» About this exercise
Transcribe the listing exactly, leaving out every picture.

» Material for this exercise
*** Block opens ***

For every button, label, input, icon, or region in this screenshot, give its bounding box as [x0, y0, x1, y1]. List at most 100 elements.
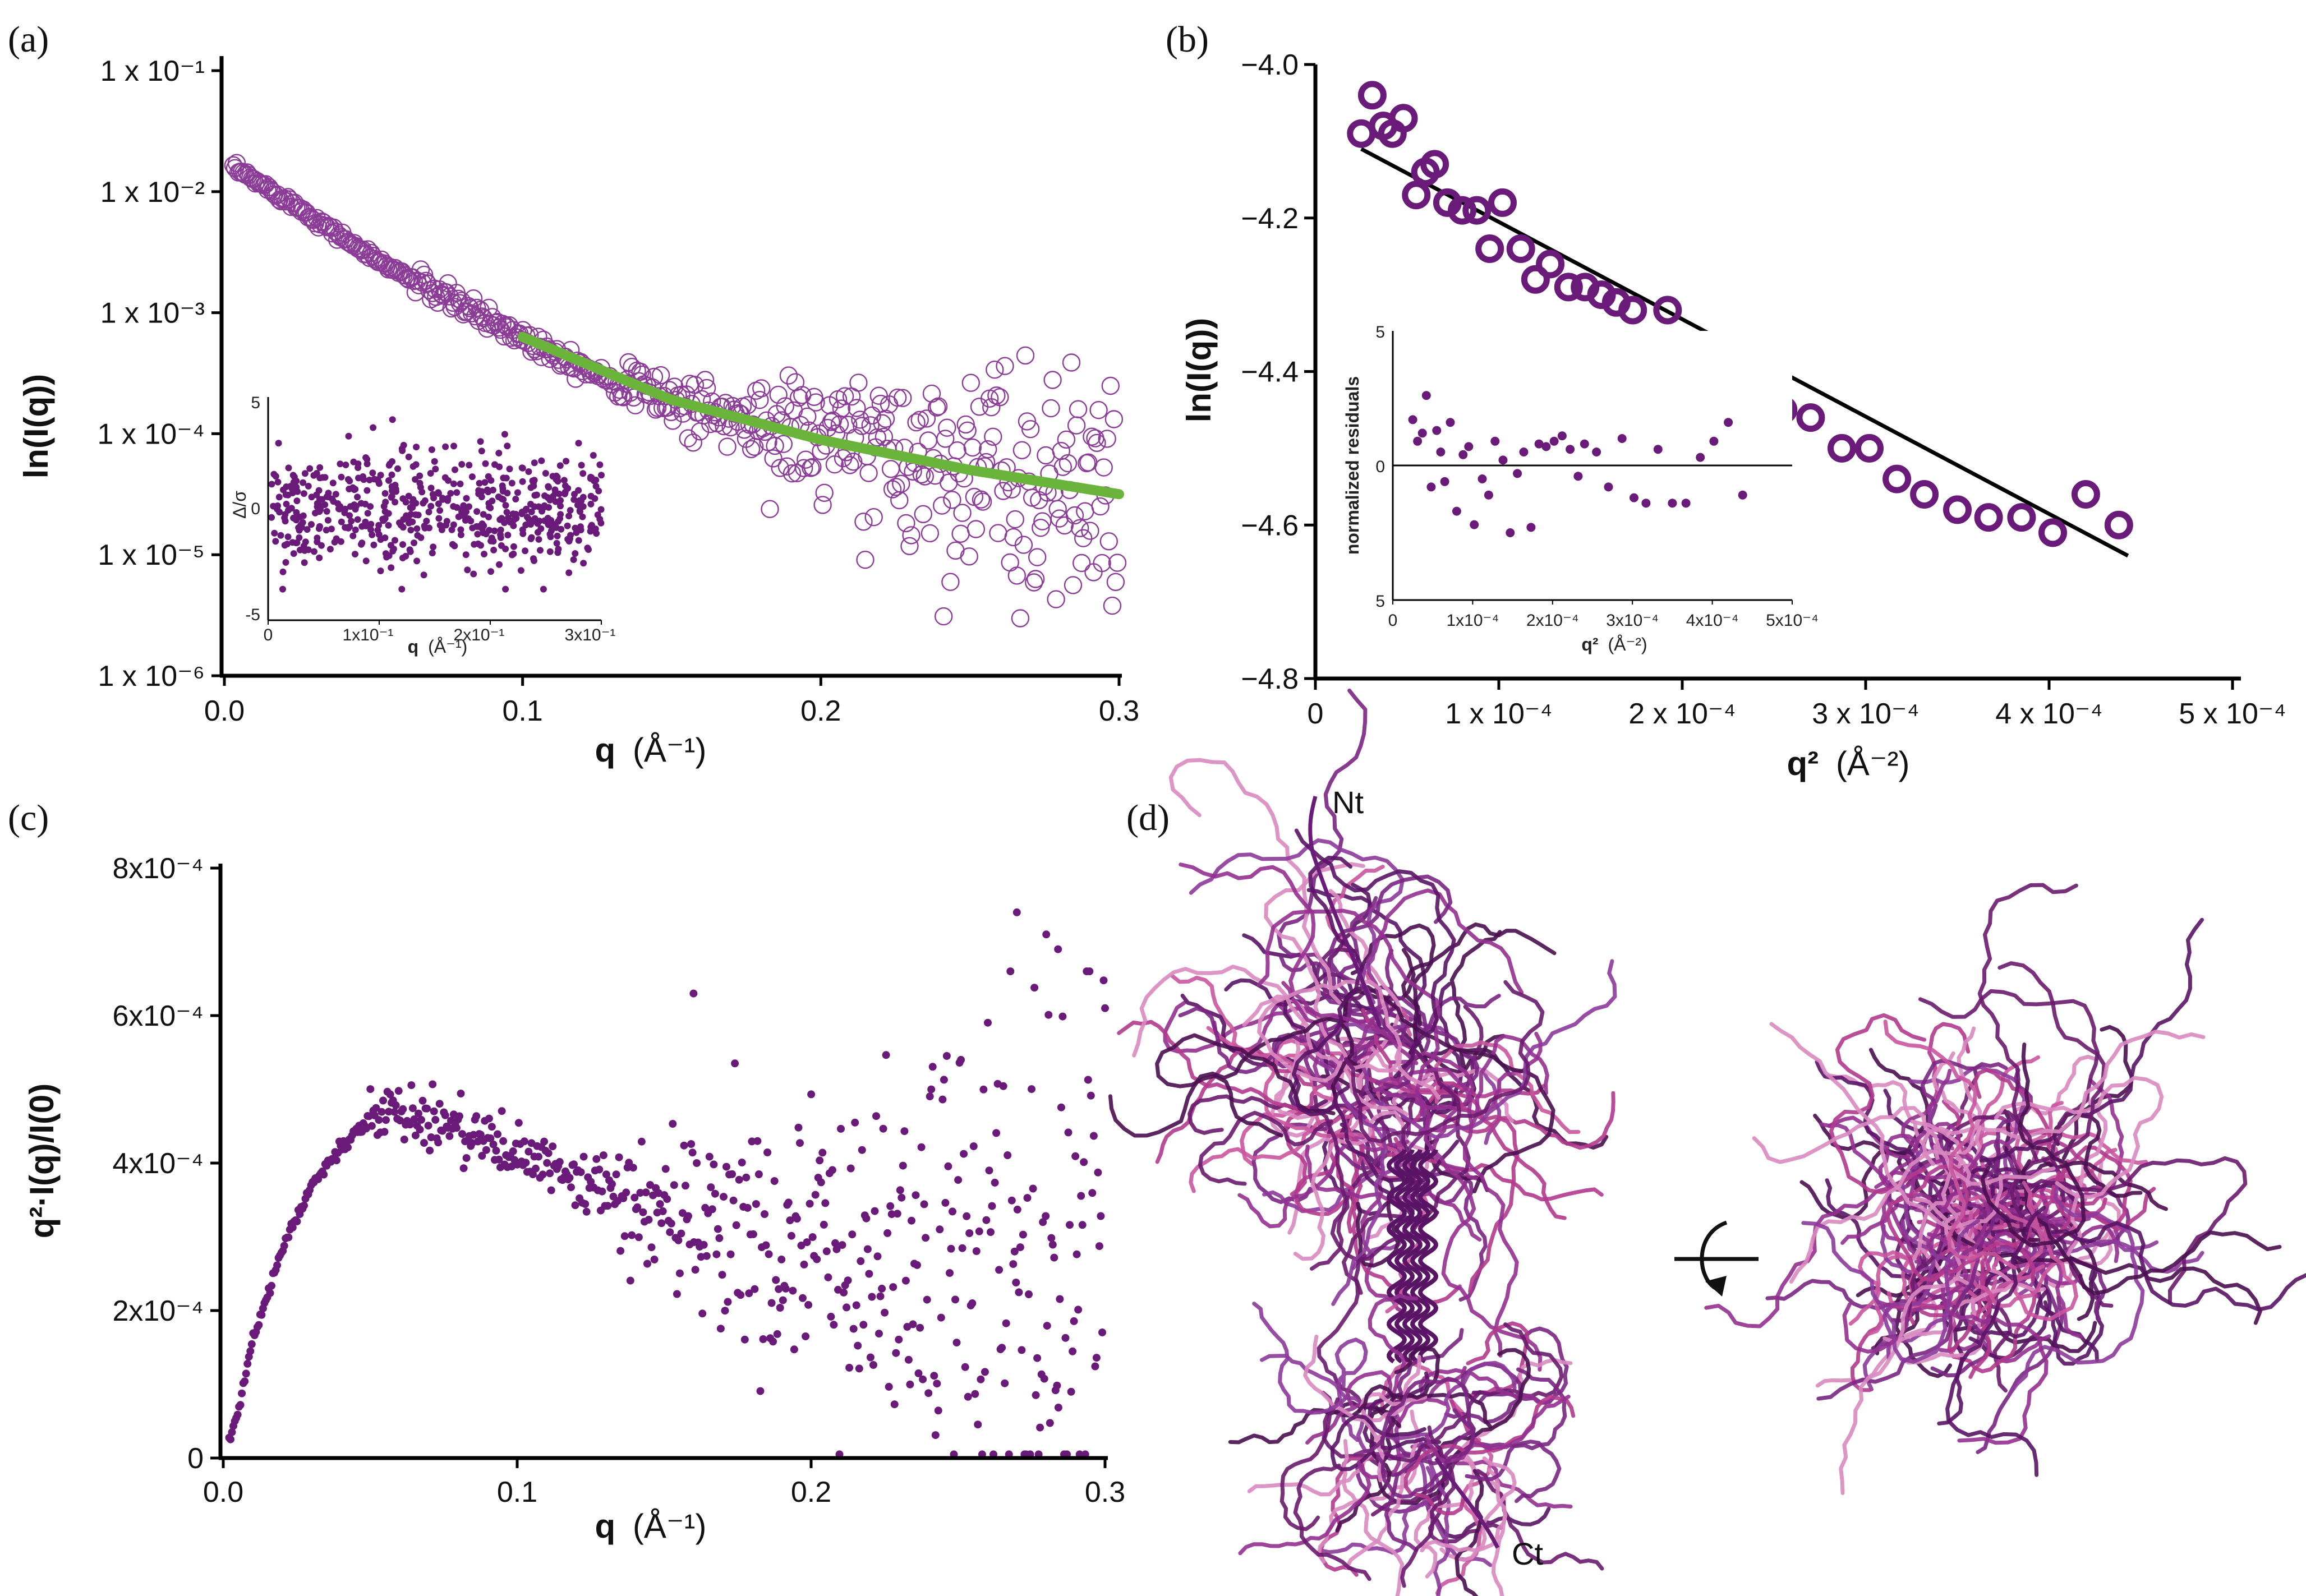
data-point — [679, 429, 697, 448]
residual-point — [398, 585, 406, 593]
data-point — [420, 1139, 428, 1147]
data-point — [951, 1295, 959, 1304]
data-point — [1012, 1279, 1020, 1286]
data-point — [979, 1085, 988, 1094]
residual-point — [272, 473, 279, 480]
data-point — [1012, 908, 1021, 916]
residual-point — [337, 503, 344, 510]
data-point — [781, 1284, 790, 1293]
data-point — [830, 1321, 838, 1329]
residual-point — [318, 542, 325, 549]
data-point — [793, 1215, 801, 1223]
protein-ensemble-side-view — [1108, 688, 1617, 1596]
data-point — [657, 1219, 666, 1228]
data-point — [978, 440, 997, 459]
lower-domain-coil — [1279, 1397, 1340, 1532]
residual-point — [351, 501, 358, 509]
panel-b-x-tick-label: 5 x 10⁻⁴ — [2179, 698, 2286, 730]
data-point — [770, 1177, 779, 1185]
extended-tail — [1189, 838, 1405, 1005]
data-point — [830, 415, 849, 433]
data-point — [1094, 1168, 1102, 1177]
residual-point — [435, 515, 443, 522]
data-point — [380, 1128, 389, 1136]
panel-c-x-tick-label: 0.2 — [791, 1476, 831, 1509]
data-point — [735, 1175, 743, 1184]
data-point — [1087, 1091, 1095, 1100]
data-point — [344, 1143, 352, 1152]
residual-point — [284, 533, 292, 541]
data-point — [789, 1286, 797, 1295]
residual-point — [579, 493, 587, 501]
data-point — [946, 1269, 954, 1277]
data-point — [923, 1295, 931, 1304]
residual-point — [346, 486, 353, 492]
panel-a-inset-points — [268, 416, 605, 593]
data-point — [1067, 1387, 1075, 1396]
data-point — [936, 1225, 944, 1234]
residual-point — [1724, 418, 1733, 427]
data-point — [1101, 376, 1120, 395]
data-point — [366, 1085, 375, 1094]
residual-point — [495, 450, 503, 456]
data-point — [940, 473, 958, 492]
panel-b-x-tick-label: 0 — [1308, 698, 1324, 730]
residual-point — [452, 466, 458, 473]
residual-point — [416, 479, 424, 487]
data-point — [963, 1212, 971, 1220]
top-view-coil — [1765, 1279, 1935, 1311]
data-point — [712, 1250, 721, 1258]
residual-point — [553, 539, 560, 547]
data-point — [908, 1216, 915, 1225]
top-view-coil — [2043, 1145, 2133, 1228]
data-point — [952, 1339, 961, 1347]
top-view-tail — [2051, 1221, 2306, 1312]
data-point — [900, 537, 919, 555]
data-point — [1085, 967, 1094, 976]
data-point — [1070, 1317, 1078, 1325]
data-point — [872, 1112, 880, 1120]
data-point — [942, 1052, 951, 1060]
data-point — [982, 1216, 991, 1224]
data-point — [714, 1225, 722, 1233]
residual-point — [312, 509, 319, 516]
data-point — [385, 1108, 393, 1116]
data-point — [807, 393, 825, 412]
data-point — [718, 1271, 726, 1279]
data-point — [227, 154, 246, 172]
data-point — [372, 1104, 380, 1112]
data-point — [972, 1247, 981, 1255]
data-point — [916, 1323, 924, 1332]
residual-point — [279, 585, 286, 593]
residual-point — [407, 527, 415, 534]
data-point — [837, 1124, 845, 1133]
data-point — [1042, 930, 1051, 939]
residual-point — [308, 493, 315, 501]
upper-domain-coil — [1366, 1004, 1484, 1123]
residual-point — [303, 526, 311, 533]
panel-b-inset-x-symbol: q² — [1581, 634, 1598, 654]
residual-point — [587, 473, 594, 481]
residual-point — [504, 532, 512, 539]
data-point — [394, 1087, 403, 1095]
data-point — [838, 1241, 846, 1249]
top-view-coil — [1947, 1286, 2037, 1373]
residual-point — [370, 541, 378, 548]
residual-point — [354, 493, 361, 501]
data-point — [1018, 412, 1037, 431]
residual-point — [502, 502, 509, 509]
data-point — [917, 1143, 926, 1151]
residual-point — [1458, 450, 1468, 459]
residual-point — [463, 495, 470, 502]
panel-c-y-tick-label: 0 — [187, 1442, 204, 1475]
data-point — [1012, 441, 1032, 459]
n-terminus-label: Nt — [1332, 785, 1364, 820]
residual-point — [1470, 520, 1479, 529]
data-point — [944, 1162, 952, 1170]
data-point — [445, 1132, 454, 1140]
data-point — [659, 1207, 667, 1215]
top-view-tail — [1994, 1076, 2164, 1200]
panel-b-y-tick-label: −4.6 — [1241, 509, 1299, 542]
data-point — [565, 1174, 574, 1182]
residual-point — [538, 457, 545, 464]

*** Block closes ***

» Completed exercise
For every button, label, input, icon, or region in this screenshot, give its bounding box as [x0, y0, x1, y1]. List at most 100 elements.
data-point — [679, 429, 697, 448]
residual-point — [398, 585, 406, 593]
data-point — [420, 1139, 428, 1147]
data-point — [951, 1295, 959, 1304]
data-point — [1012, 1279, 1020, 1286]
data-point — [979, 1085, 988, 1094]
residual-point — [272, 473, 279, 480]
data-point — [1012, 908, 1021, 916]
residual-point — [337, 503, 344, 510]
data-point — [781, 1284, 790, 1293]
data-point — [830, 1321, 838, 1329]
residual-point — [318, 542, 325, 549]
data-point — [793, 1215, 801, 1223]
protein-ensemble-side-view — [1108, 688, 1617, 1596]
data-point — [657, 1219, 666, 1228]
data-point — [978, 440, 997, 459]
lower-domain-coil — [1279, 1397, 1340, 1532]
residual-point — [351, 501, 358, 509]
panel-b-x-tick-label: 5 x 10⁻⁴ — [2179, 698, 2286, 730]
data-point — [770, 1177, 779, 1185]
extended-tail — [1189, 838, 1405, 1005]
data-point — [830, 415, 849, 433]
data-point — [1094, 1168, 1102, 1177]
residual-point — [435, 515, 443, 522]
data-point — [380, 1128, 389, 1136]
panel-c-x-tick-label: 0.2 — [791, 1476, 831, 1509]
data-point — [735, 1175, 743, 1184]
data-point — [1087, 1091, 1095, 1100]
data-point — [344, 1143, 352, 1152]
residual-point — [284, 533, 292, 541]
data-point — [789, 1286, 797, 1295]
residual-point — [579, 493, 587, 501]
data-point — [946, 1269, 954, 1277]
data-point — [923, 1295, 931, 1304]
residual-point — [346, 486, 353, 492]
panel-a-inset-points — [268, 416, 605, 593]
data-point — [1067, 1387, 1075, 1396]
data-point — [936, 1225, 944, 1234]
residual-point — [1724, 418, 1733, 427]
data-point — [1101, 376, 1120, 395]
data-point — [366, 1085, 375, 1094]
residual-point — [495, 450, 503, 456]
data-point — [940, 473, 958, 492]
panel-b-x-tick-label: 0 — [1308, 698, 1324, 730]
residual-point — [452, 466, 458, 473]
residual-point — [416, 479, 424, 487]
data-point — [963, 1212, 971, 1220]
top-view-coil — [1765, 1279, 1935, 1311]
data-point — [712, 1250, 721, 1258]
residual-point — [553, 539, 560, 547]
data-point — [908, 1216, 915, 1225]
top-view-coil — [2043, 1145, 2133, 1228]
data-point — [952, 1339, 961, 1347]
top-view-tail — [2051, 1221, 2306, 1312]
data-point — [900, 537, 919, 555]
data-point — [1085, 967, 1094, 976]
data-point — [1070, 1317, 1078, 1325]
data-point — [872, 1112, 880, 1120]
data-point — [942, 1052, 951, 1060]
data-point — [982, 1216, 991, 1224]
data-point — [714, 1225, 722, 1233]
residual-point — [312, 509, 319, 516]
data-point — [385, 1108, 393, 1116]
data-point — [807, 393, 825, 412]
data-point — [718, 1271, 726, 1279]
data-point — [227, 154, 246, 172]
data-point — [372, 1104, 380, 1112]
data-point — [972, 1247, 981, 1255]
data-point — [916, 1323, 924, 1332]
residual-point — [279, 585, 286, 593]
residual-point — [407, 527, 415, 534]
data-point — [837, 1124, 845, 1133]
data-point — [1042, 930, 1051, 939]
residual-point — [308, 493, 315, 501]
upper-domain-coil — [1366, 1004, 1484, 1123]
residual-point — [303, 526, 311, 533]
panel-b-inset-x-symbol: q² — [1581, 634, 1598, 654]
residual-point — [587, 473, 594, 481]
residual-point — [504, 532, 512, 539]
data-point — [394, 1087, 403, 1095]
data-point — [838, 1241, 846, 1249]
top-view-coil — [1947, 1286, 2037, 1373]
residual-point — [370, 541, 378, 548]
residual-point — [354, 493, 361, 501]
data-point — [1018, 412, 1037, 431]
residual-point — [502, 502, 509, 509]
data-point — [917, 1143, 926, 1151]
residual-point — [1458, 450, 1468, 459]
residual-point — [463, 495, 470, 502]
panel-c-y-tick-label: 0 — [187, 1442, 204, 1475]
data-point — [1012, 441, 1032, 459]
n-terminus-label: Nt — [1332, 785, 1364, 820]
residual-point — [1470, 520, 1479, 529]
data-point — [944, 1162, 952, 1170]
data-point — [445, 1132, 454, 1140]
data-point — [659, 1207, 667, 1215]
top-view-tail — [1994, 1076, 2164, 1200]
panel-b-y-tick-label: −4.6 — [1241, 509, 1299, 542]
data-point — [565, 1174, 574, 1182]
residual-point — [538, 457, 545, 464]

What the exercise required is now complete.